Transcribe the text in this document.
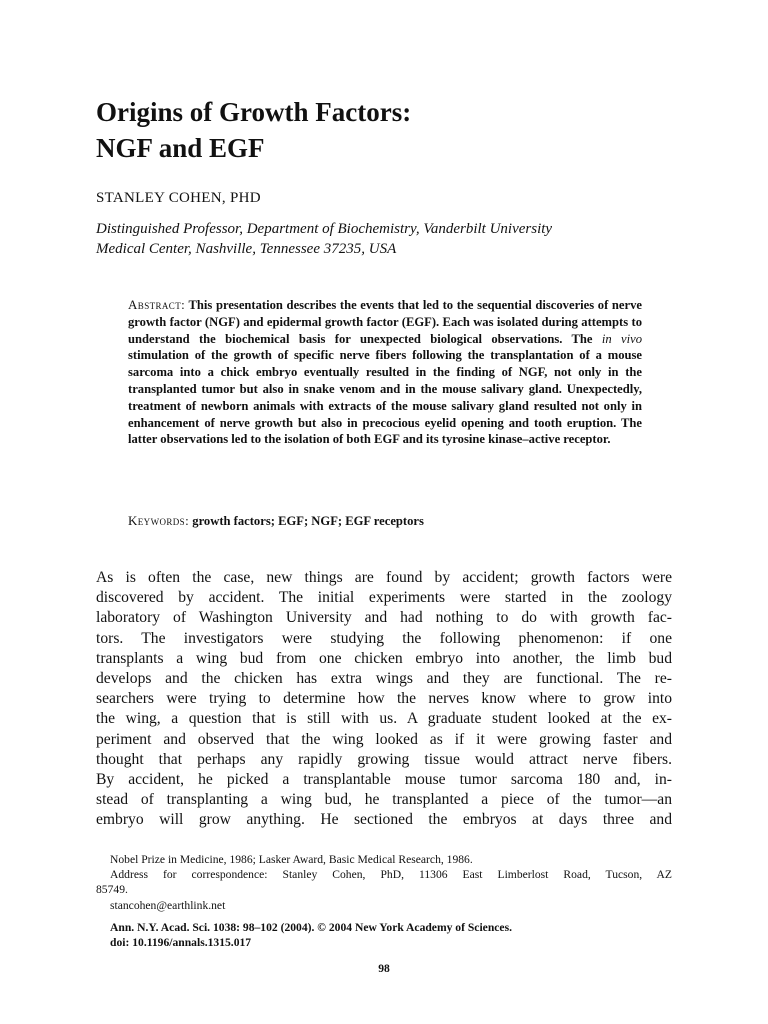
Origins of Growth Factors:
NGF and EGF

STANLEY COHEN, PHD

Distinguished Professor, Department of Biochemistry, Vanderbilt University
Medical Center, Nashville, Tennessee 37235, USA

Abstract: This presentation describes the events that led to the sequential discoveries of nerve growth factor (NGF) and epidermal growth factor (EGF). Each was isolated during attempts to understand the biochemical basis for unexpected biological observations. The in vivo stimulation of the growth of specific nerve fibers following the transplantation of a mouse sarcoma into a chick embryo eventually resulted in the finding of NGF, not only in the transplanted tumor but also in snake venom and in the mouse salivary gland. Unexpectedly, treatment of newborn animals with extracts of the mouse salivary gland resulted not only in enhancement of nerve growth but also in precocious eyelid opening and tooth eruption. The latter observations led to the isolation of both EGF and its tyrosine kinase–active receptor.

Keywords: growth factors; EGF; NGF; EGF receptors

As is often the case, new things are found by accident; growth factors were
discovered by accident. The initial experiments were started in the zoology
laboratory of Washington University and had nothing to do with growth fac-
tors. The investigators were studying the following phenomenon: if one
transplants a wing bud from one chicken embryo into another, the limb bud
develops and the chicken has extra wings and they are functional. The re-
searchers were trying to determine how the nerves know where to grow into
the wing, a question that is still with us. A graduate student looked at the ex-
periment and observed that the wing looked as if it were growing faster and
thought that perhaps any rapidly growing tissue would attract nerve fibers.
By accident, he picked a transplantable mouse tumor sarcoma 180 and, in-
stead of transplanting a wing bud, he transplanted a piece of the tumor—an
embryo will grow anything. He sectioned the embryos at days three and
Nobel Prize in Medicine, 1986; Lasker Award, Basic Medical Research, 1986.
Address for correspondence: Stanley Cohen, PhD, 11306 East Limberlost Road, Tucson, AZ
85749.
stancohen@earthlink.net
Ann. N.Y. Acad. Sci. 1038: 98–102 (2004). © 2004 New York Academy of Sciences.
doi: 10.1196/annals.1315.017

98
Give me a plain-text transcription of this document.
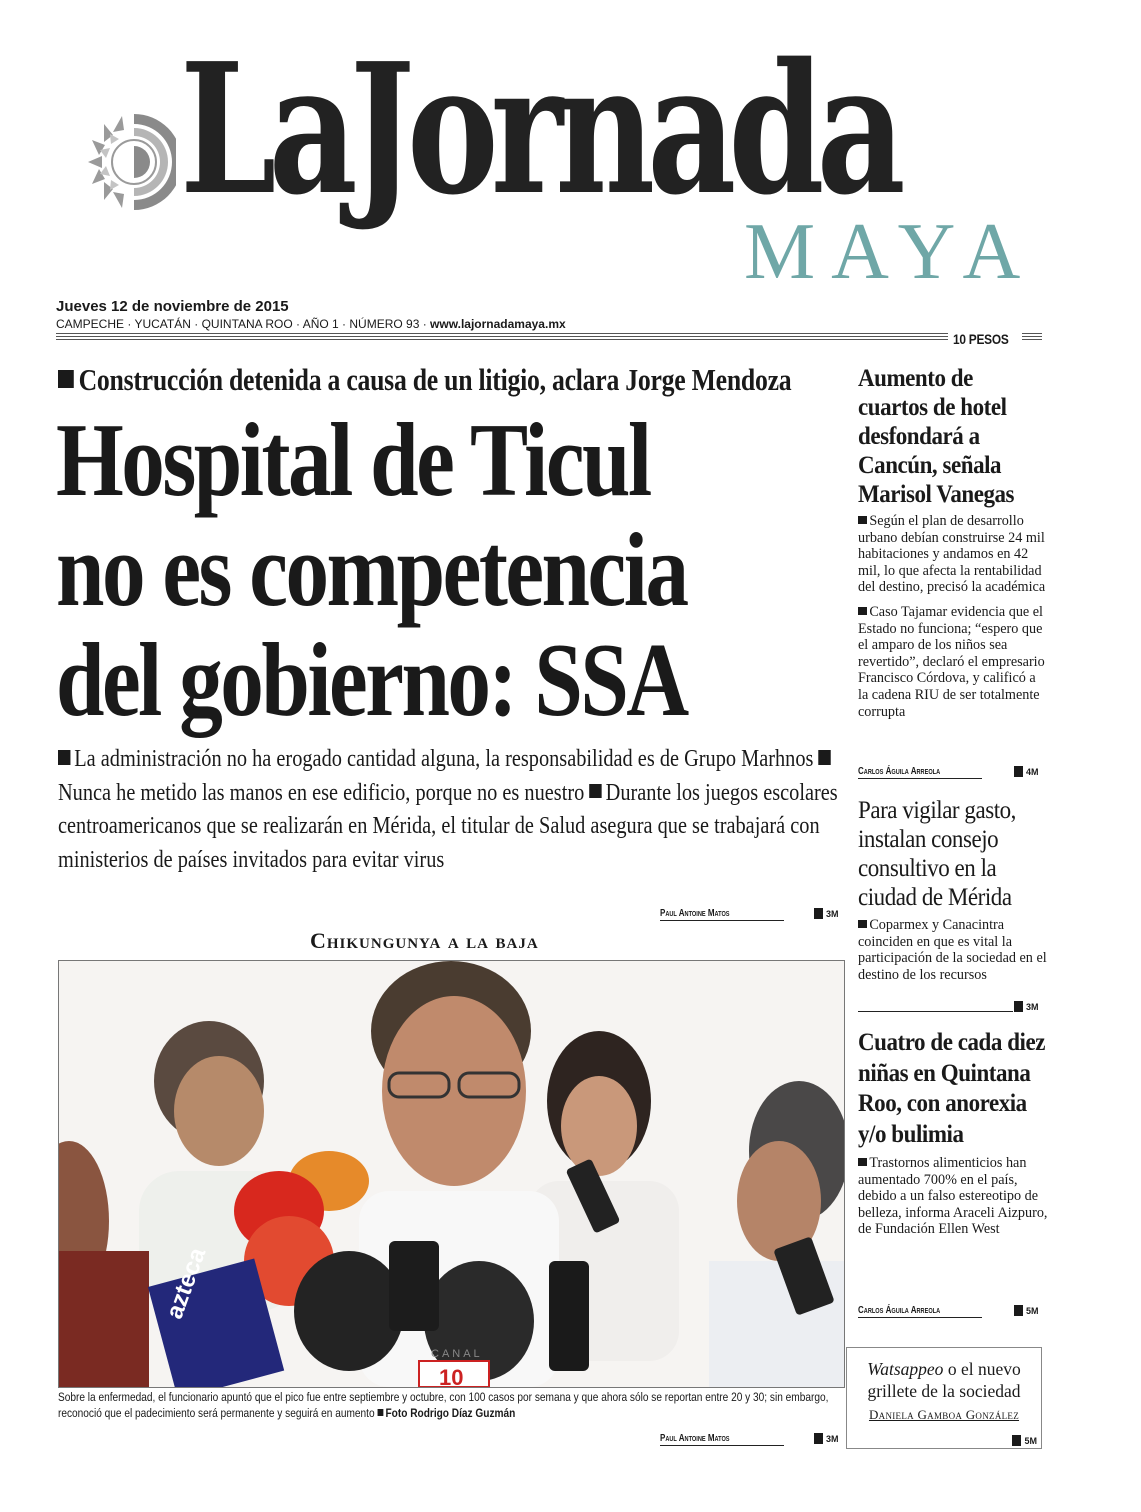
LaJornada
MAYA
Jueves 12 de noviembre de 2015
CAMPECHE · YUCATÁN · QUINTANA ROO · AÑO 1 · NÚMERO 93 · www.lajornadamaya.mx
10 PESOS
Construcción detenida a causa de un litigio, aclara Jorge Mendoza
Hospital de Ticul
no es competencia
del gobierno: SSA
La administración no ha erogado cantidad alguna, la responsabilidad es de Grupo Marhnos Nunca he metido las manos en ese edificio, porque no es nuestro Durante los juegos escolares centroamericanos que se realizarán en Mérida, el titular de Salud asegura que se trabajará con ministerios de países invitados para evitar virus
Paul Antoine Matos	3M
Chikungunya a la baja
azteca
CANAL
10
Sobre la enfermedad, el funcionario apuntó que el pico fue entre septiembre y octubre, con 100 casos por semana y que ahora sólo se reportan entre 20 y 30; sin embargo, reconoció que el padecimiento será permanente y seguirá en aumento Foto Rodrigo Díaz Guzmán
Paul Antoine Matos	3M
Aumento de cuartos de hotel desfondará a Cancún, señala Marisol Vanegas

Según el plan de desarrollo urbano debían construirse 24 mil habitaciones y andamos en 42 mil, lo que afecta la rentabilidad del destino, precisó la académica

Caso Tajamar evidencia que el Estado no funciona; “espero que el amparo de los niños sea revertido”, declaró el empresario Francisco Córdova, y calificó a la cadena RIU de ser totalmente corrupta

Carlos Águila Arreola	4M
Para vigilar gasto, instalan consejo consultivo en la ciudad de Mérida

Coparmex y Canacintra coinciden en que es vital la participación de la sociedad en el destino de los recursos

3M
Cuatro de cada diez niñas en Quintana Roo, con anorexia y/o bulimia

Trastornos alimenticios han aumentado 700% en el país, debido a un falso estereotipo de belleza, informa Araceli Aizpuro, de Fundación Ellen West

Carlos Águila Arreola	5M
Watsappeo o el nuevo grillete de la sociedad
Daniela Gamboa González
5M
○ ○ ○ ○ ○ ○ ○
Every line of the entries above that holds "University" should be copied out.

» **Response**
Distinguished Professor, Department of Biochemistry, Vanderbilt University
laboratory of Washington University and had nothing to do with growth fac-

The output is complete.